START

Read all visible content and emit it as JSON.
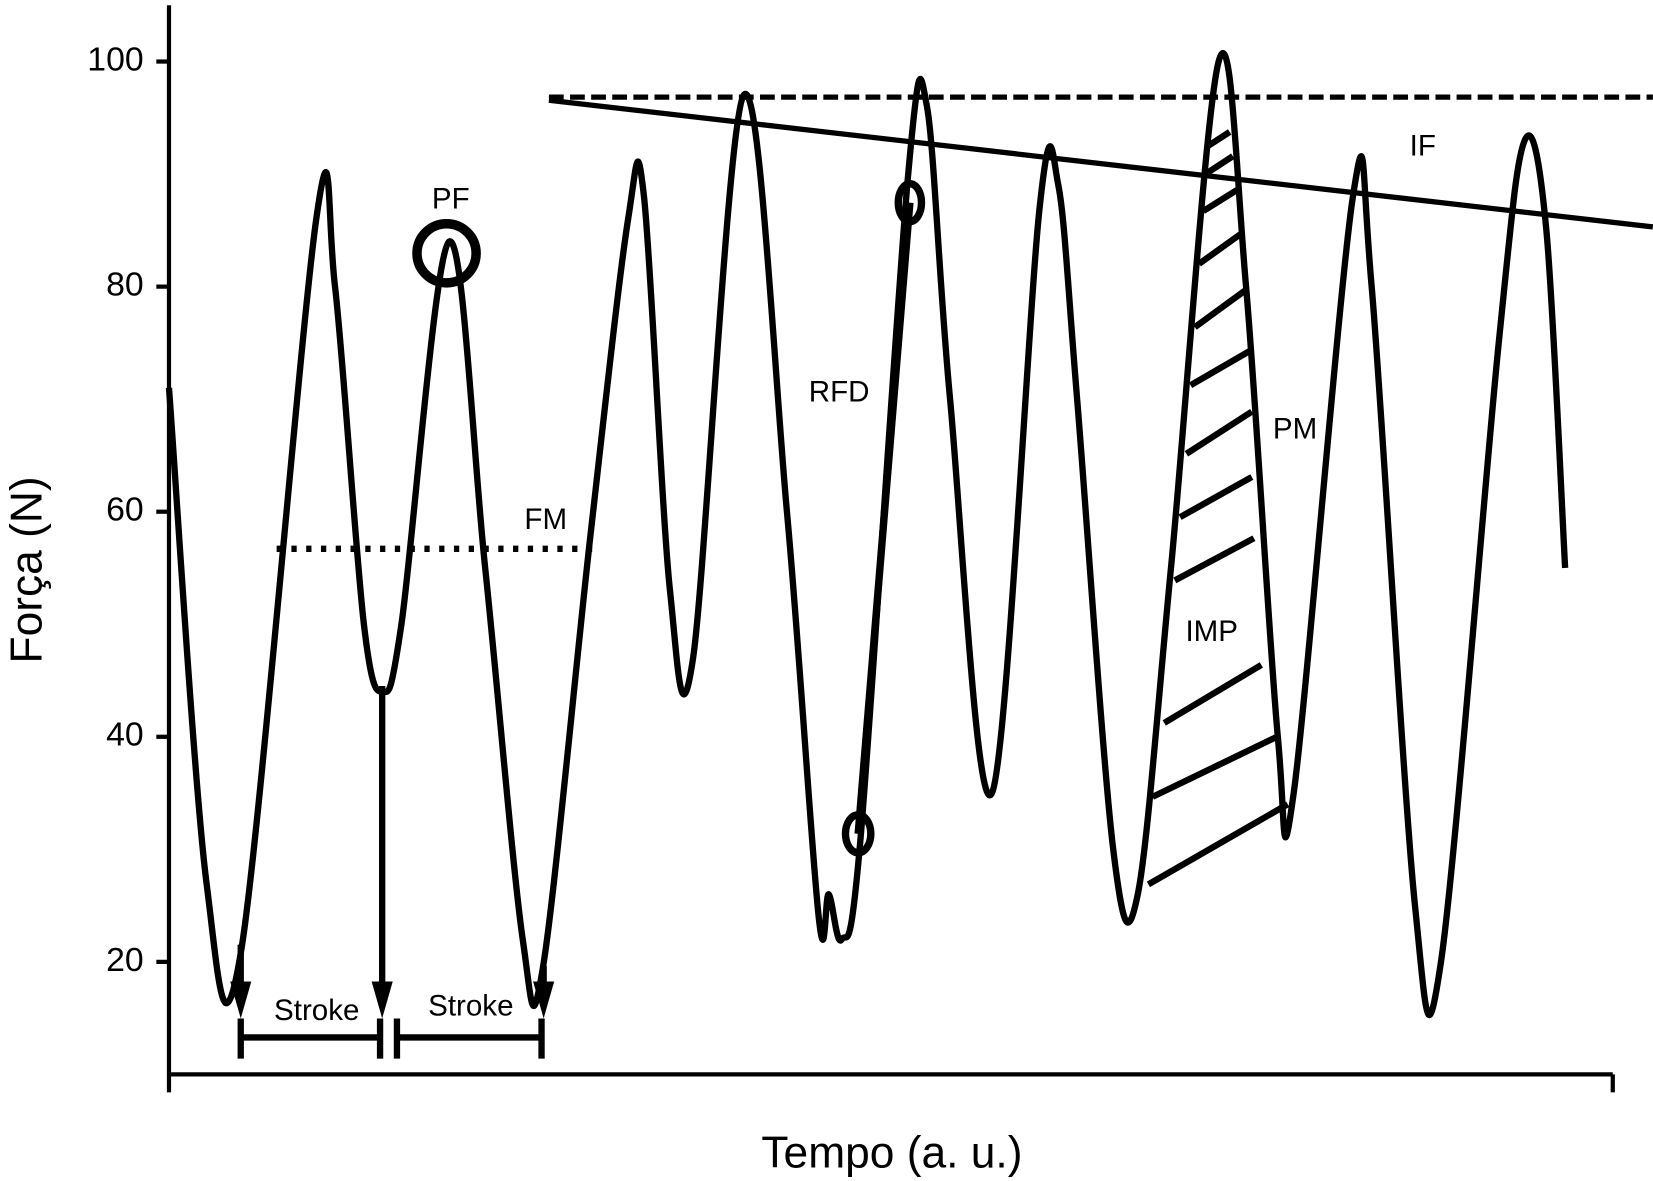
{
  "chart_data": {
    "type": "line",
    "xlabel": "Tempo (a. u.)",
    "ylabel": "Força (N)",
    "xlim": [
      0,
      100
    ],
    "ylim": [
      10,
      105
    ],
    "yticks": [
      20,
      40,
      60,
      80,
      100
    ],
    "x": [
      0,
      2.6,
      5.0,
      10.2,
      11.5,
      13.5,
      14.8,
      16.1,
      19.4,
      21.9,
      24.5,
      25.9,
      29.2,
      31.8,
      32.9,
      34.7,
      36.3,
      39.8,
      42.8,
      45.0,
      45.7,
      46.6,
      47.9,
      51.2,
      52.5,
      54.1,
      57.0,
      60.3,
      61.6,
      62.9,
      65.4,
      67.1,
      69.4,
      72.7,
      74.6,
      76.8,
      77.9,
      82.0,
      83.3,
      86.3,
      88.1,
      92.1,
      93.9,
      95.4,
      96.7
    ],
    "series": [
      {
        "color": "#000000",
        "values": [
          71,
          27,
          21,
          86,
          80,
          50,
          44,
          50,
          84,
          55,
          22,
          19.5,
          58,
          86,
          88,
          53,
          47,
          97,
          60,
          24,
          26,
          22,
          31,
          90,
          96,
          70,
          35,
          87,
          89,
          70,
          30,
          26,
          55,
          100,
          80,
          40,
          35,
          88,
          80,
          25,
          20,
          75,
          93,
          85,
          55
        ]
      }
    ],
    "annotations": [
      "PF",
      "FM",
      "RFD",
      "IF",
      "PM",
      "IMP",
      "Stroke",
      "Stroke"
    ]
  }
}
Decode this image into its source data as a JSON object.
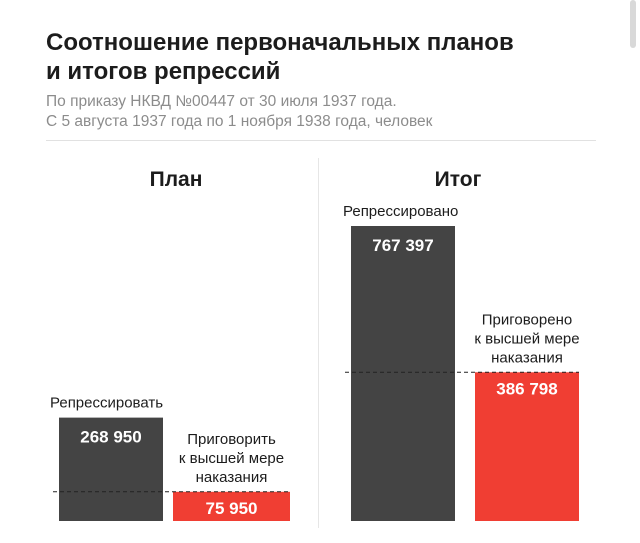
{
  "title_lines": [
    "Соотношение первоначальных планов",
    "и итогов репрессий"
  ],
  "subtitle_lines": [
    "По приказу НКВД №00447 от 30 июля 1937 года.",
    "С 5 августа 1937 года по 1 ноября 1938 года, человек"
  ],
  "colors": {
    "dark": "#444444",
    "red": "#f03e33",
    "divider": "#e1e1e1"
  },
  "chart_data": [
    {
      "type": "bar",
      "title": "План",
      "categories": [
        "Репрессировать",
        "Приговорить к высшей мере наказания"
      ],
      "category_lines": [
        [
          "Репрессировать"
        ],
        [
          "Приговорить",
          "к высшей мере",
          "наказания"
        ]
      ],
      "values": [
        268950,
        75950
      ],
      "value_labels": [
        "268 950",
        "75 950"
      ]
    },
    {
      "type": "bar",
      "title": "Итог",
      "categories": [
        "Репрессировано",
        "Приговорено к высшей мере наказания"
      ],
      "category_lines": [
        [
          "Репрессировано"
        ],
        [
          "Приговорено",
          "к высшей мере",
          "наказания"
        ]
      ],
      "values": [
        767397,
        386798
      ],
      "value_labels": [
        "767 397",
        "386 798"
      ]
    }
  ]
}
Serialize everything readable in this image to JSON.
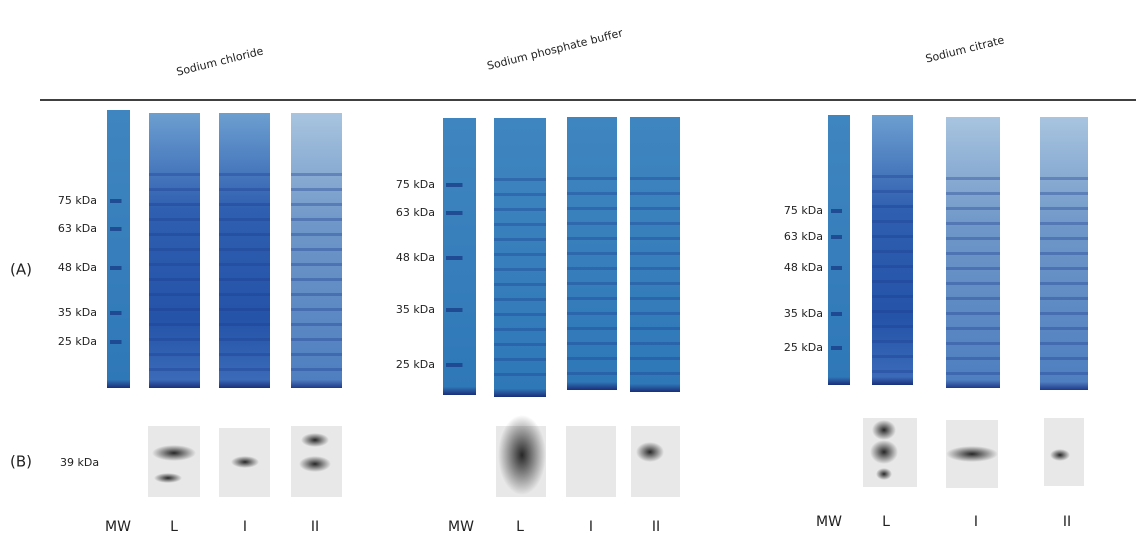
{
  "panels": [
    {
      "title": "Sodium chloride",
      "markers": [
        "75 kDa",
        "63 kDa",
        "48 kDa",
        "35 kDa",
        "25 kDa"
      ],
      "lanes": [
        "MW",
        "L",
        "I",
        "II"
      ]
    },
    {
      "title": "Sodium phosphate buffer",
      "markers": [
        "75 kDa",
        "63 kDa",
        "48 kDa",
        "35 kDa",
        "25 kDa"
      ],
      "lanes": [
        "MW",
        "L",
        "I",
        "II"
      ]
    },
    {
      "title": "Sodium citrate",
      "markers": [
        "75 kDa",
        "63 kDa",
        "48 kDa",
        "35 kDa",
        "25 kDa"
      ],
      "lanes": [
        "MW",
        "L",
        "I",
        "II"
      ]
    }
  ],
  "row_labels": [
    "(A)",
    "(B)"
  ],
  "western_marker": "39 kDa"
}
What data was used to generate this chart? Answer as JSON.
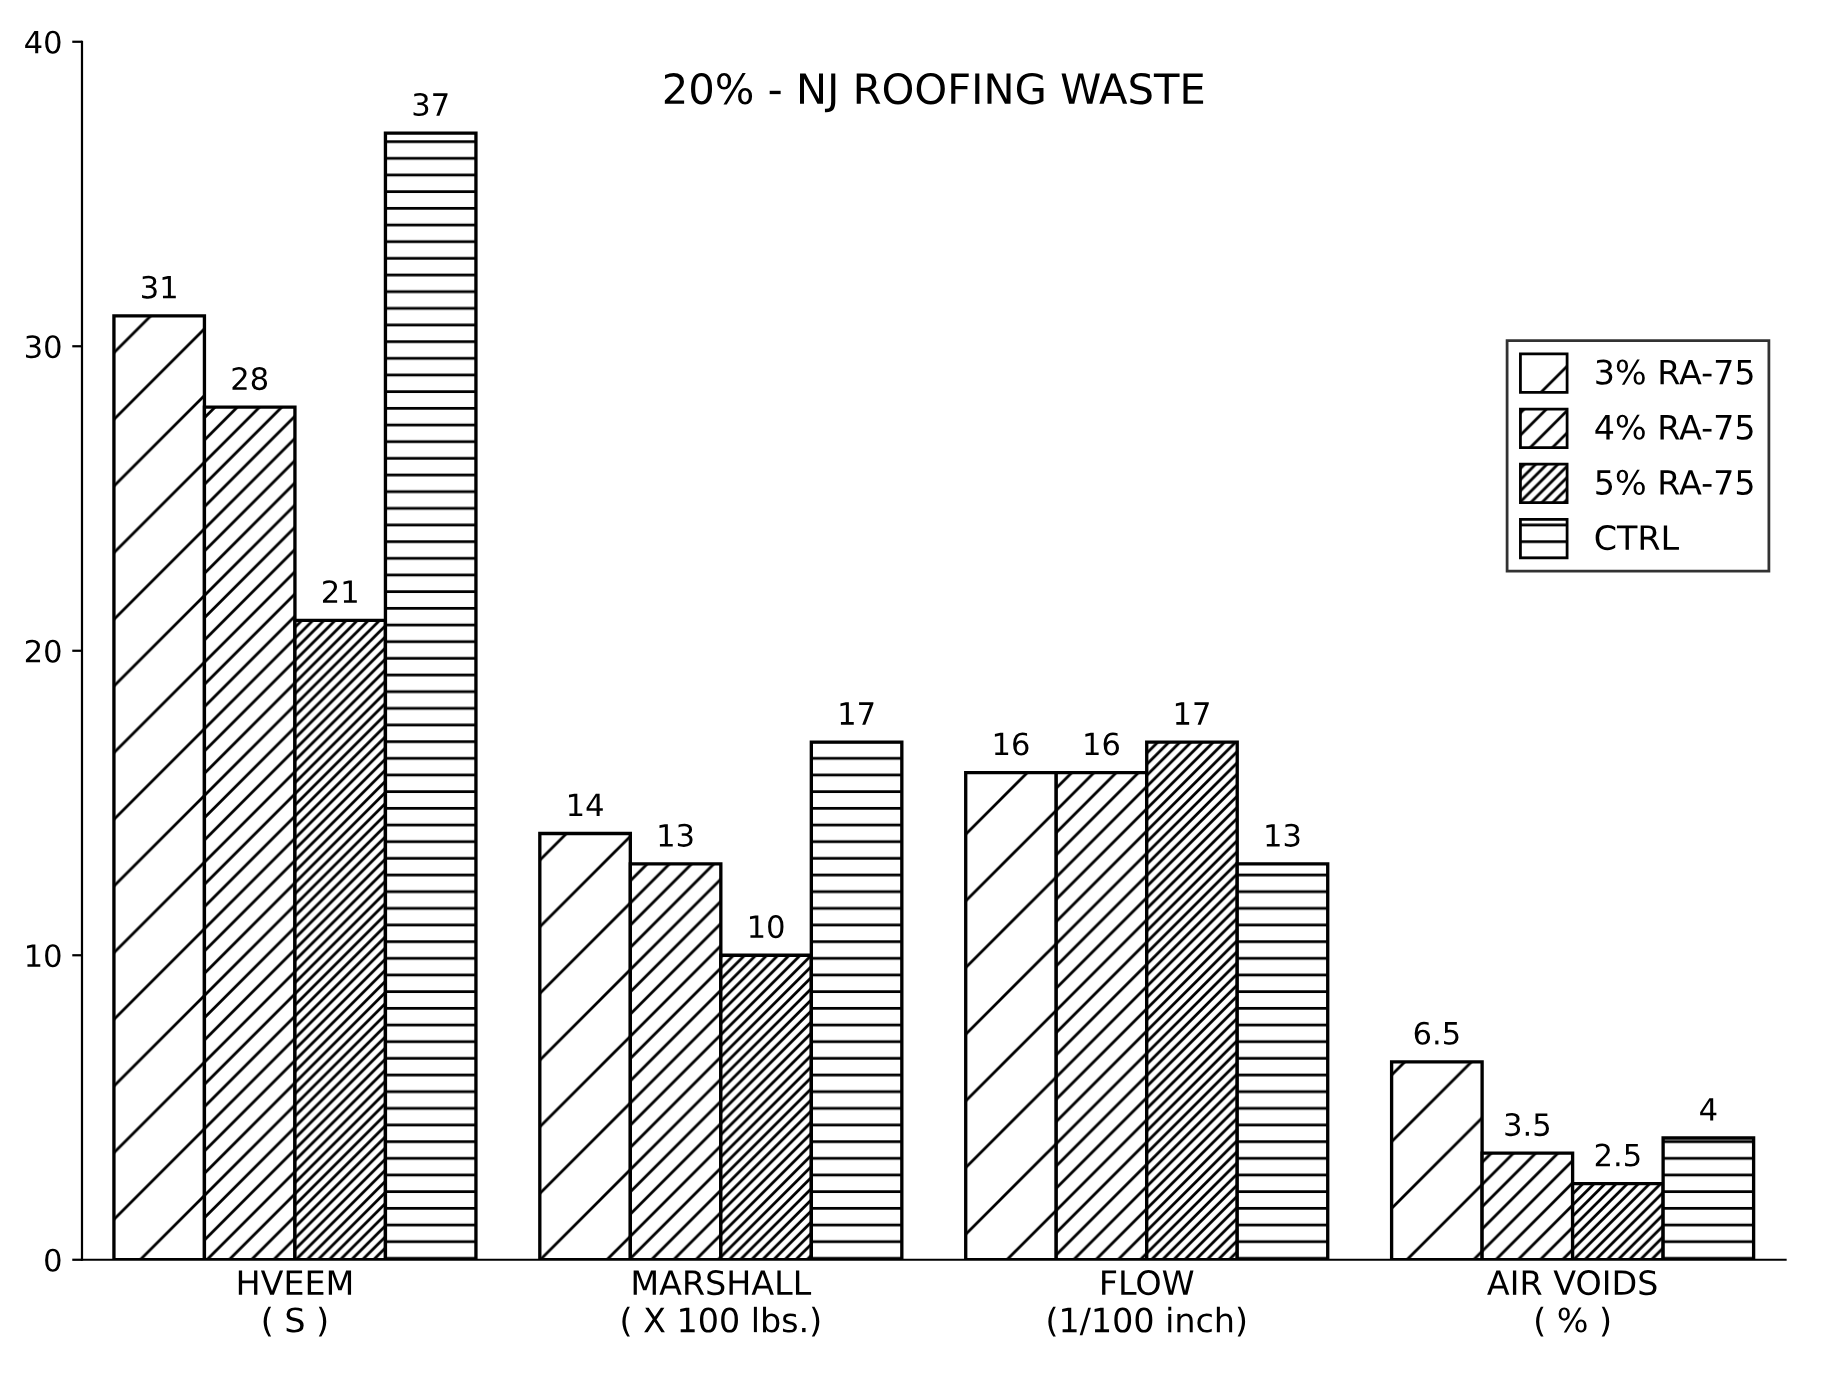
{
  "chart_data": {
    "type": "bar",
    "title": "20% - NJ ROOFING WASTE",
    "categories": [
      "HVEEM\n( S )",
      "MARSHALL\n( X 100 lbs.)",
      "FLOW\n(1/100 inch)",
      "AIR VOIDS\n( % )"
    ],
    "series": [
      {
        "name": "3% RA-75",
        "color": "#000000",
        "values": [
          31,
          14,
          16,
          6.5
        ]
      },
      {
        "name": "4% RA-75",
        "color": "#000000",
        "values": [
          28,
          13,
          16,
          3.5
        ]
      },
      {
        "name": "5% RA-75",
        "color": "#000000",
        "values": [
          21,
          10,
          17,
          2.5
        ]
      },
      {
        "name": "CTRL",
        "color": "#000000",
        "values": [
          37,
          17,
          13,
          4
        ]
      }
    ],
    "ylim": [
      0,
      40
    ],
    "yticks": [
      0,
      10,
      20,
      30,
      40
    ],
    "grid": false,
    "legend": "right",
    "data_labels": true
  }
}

END

=== What is being asked ===
Copy each line above precisely, dropping the pictures.

=== The response ===
Read all visible content and emit it as JSON.
{
  "chart_data": {
    "type": "line",
    "xlabel": "Tempo (a. u.)",
    "ylabel": "Força (N)",
    "xlim": [
      0,
      100
    ],
    "ylim": [
      10,
      105
    ],
    "yticks": [
      20,
      40,
      60,
      80,
      100
    ],
    "x": [
      0,
      2.6,
      5.0,
      10.2,
      11.5,
      13.5,
      14.8,
      16.1,
      19.4,
      21.9,
      24.5,
      25.9,
      29.2,
      31.8,
      32.9,
      34.7,
      36.3,
      39.8,
      42.8,
      45.0,
      45.7,
      46.6,
      47.9,
      51.2,
      52.5,
      54.1,
      57.0,
      60.3,
      61.6,
      62.9,
      65.4,
      67.1,
      69.4,
      72.7,
      74.6,
      76.8,
      77.9,
      82.0,
      83.3,
      86.3,
      88.1,
      92.1,
      93.9,
      95.4,
      96.7
    ],
    "series": [
      {
        "color": "#000000",
        "values": [
          71,
          27,
          21,
          86,
          80,
          50,
          44,
          50,
          84,
          55,
          22,
          19.5,
          58,
          86,
          88,
          53,
          47,
          97,
          60,
          24,
          26,
          22,
          31,
          90,
          96,
          70,
          35,
          87,
          89,
          70,
          30,
          26,
          55,
          100,
          80,
          40,
          35,
          88,
          80,
          25,
          20,
          75,
          93,
          85,
          55
        ]
      }
    ],
    "annotations": [
      "PF",
      "FM",
      "RFD",
      "IF",
      "PM",
      "IMP",
      "Stroke",
      "Stroke"
    ]
  }
}
Decode this image into its source data as a JSON object.
{
  "title_lines": [
    "Соотношение первоначальных планов",
    "и итогов репрессий"
  ],
  "subtitle_lines": [
    "По приказу НКВД №00447 от 30 июля 1937 года.",
    "С 5 августа 1937 года по 1 ноября 1938 года, человек"
  ],
  "colors": {
    "dark": "#444444",
    "red": "#f03e33",
    "divider": "#e1e1e1"
  },
  "chart_data": [
    {
      "type": "bar",
      "title": "План",
      "categories": [
        "Репрессировать",
        "Приговорить к высшей мере наказания"
      ],
      "category_lines": [
        [
          "Репрессировать"
        ],
        [
          "Приговорить",
          "к высшей мере",
          "наказания"
        ]
      ],
      "values": [
        268950,
        75950
      ],
      "value_labels": [
        "268 950",
        "75 950"
      ]
    },
    {
      "type": "bar",
      "title": "Итог",
      "categories": [
        "Репрессировано",
        "Приговорено к высшей мере наказания"
      ],
      "category_lines": [
        [
          "Репрессировано"
        ],
        [
          "Приговорено",
          "к высшей мере",
          "наказания"
        ]
      ],
      "values": [
        767397,
        386798
      ],
      "value_labels": [
        "767 397",
        "386 798"
      ]
    }
  ]
}
Serialize everything readable in this image to JSON.
{
  "panels": [
    {
      "title": "Sodium chloride",
      "markers": [
        "75 kDa",
        "63 kDa",
        "48 kDa",
        "35 kDa",
        "25 kDa"
      ],
      "lanes": [
        "MW",
        "L",
        "I",
        "II"
      ]
    },
    {
      "title": "Sodium phosphate buffer",
      "markers": [
        "75 kDa",
        "63 kDa",
        "48 kDa",
        "35 kDa",
        "25 kDa"
      ],
      "lanes": [
        "MW",
        "L",
        "I",
        "II"
      ]
    },
    {
      "title": "Sodium citrate",
      "markers": [
        "75 kDa",
        "63 kDa",
        "48 kDa",
        "35 kDa",
        "25 kDa"
      ],
      "lanes": [
        "MW",
        "L",
        "I",
        "II"
      ]
    }
  ],
  "row_labels": [
    "(A)",
    "(B)"
  ],
  "western_marker": "39 kDa"
}
What data was used to generate this chart? Answer as JSON.
{
  "chart_data": {
    "type": "bar",
    "title": "20% - NJ ROOFING WASTE",
    "categories": [
      "HVEEM\n( S )",
      "MARSHALL\n( X 100 lbs.)",
      "FLOW\n(1/100 inch)",
      "AIR VOIDS\n( % )"
    ],
    "series": [
      {
        "name": "3% RA-75",
        "color": "#000000",
        "values": [
          31,
          14,
          16,
          6.5
        ]
      },
      {
        "name": "4% RA-75",
        "color": "#000000",
        "values": [
          28,
          13,
          16,
          3.5
        ]
      },
      {
        "name": "5% RA-75",
        "color": "#000000",
        "values": [
          21,
          10,
          17,
          2.5
        ]
      },
      {
        "name": "CTRL",
        "color": "#000000",
        "values": [
          37,
          17,
          13,
          4
        ]
      }
    ],
    "ylim": [
      0,
      40
    ],
    "yticks": [
      0,
      10,
      20,
      30,
      40
    ],
    "grid": false,
    "legend": "right",
    "data_labels": true
  }
}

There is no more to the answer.